### REQUIREMENT
Make a verbatim copy of the entries below; pictures stay out.

──────────

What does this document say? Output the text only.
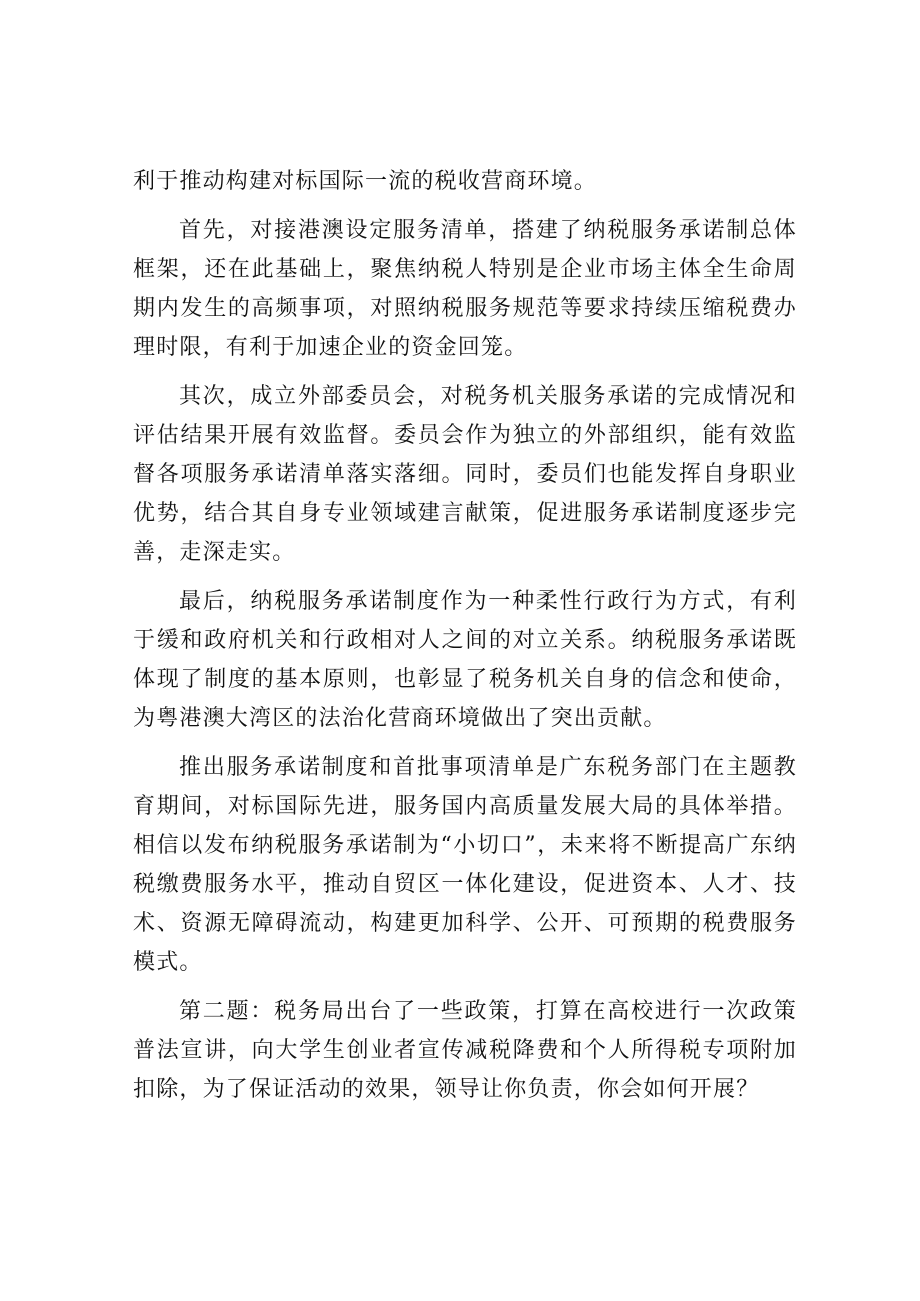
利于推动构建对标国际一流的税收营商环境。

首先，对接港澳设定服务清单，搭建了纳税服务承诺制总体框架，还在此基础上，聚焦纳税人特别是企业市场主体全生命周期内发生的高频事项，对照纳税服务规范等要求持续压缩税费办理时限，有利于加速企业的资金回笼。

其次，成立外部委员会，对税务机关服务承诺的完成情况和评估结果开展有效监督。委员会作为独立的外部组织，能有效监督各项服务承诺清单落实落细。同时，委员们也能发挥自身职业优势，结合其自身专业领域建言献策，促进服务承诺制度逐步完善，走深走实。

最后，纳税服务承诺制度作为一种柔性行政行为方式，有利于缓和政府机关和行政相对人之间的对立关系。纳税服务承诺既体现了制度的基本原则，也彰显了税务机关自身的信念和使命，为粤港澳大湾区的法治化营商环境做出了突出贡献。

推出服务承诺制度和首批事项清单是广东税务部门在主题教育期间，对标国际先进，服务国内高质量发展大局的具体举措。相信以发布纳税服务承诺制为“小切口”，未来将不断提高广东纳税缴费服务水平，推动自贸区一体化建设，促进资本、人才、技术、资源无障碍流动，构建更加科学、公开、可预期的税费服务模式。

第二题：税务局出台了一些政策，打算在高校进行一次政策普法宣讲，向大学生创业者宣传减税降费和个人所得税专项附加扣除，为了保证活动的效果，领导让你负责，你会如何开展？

──────────

### RESULT OF THIS EXERCISE
What does this document say? Output the text only.
利于推动构建对标国际一流的税收营商环境。

首先，对接港澳设定服务清单，搭建了纳税服务承诺制总体框架，还在此基础上，聚焦纳税人特别是企业市场主体全生命周期内发生的高频事项，对照纳税服务规范等要求持续压缩税费办理时限，有利于加速企业的资金回笼。

其次，成立外部委员会，对税务机关服务承诺的完成情况和评估结果开展有效监督。委员会作为独立的外部组织，能有效监督各项服务承诺清单落实落细。同时，委员们也能发挥自身职业优势，结合其自身专业领域建言献策，促进服务承诺制度逐步完善，走深走实。

最后，纳税服务承诺制度作为一种柔性行政行为方式，有利于缓和政府机关和行政相对人之间的对立关系。纳税服务承诺既体现了制度的基本原则，也彰显了税务机关自身的信念和使命，为粤港澳大湾区的法治化营商环境做出了突出贡献。

推出服务承诺制度和首批事项清单是广东税务部门在主题教育期间，对标国际先进，服务国内高质量发展大局的具体举措。相信以发布纳税服务承诺制为“小切口”，未来将不断提高广东纳税缴费服务水平，推动自贸区一体化建设，促进资本、人才、技术、资源无障碍流动，构建更加科学、公开、可预期的税费服务模式。

第二题：税务局出台了一些政策，打算在高校进行一次政策普法宣讲，向大学生创业者宣传减税降费和个人所得税专项附加扣除，为了保证活动的效果，领导让你负责，你会如何开展？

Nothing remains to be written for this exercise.